**Problem requirements**
Within the records that follow, find every line containing the string "image". Copy those lines.

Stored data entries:
--------

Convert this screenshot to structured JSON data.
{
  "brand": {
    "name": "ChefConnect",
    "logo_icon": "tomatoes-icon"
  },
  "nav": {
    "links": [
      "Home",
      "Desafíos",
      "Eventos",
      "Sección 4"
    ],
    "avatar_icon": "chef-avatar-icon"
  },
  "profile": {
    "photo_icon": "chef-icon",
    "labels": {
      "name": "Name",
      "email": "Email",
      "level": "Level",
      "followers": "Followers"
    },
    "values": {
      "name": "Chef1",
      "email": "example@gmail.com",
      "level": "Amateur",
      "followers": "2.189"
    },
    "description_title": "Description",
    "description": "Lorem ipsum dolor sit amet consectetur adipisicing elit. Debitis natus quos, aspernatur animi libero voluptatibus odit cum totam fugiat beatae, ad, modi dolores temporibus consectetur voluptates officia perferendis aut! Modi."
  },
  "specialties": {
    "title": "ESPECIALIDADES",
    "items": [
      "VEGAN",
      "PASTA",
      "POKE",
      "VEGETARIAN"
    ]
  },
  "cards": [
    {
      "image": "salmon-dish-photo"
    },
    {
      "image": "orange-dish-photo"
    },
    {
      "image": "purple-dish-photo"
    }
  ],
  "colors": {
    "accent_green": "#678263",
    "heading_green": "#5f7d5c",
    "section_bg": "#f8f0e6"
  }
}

--------

**Complete answer**
      "image": "salmon-dish-photo"
      "image": "orange-dish-photo"
      "image": "purple-dish-photo"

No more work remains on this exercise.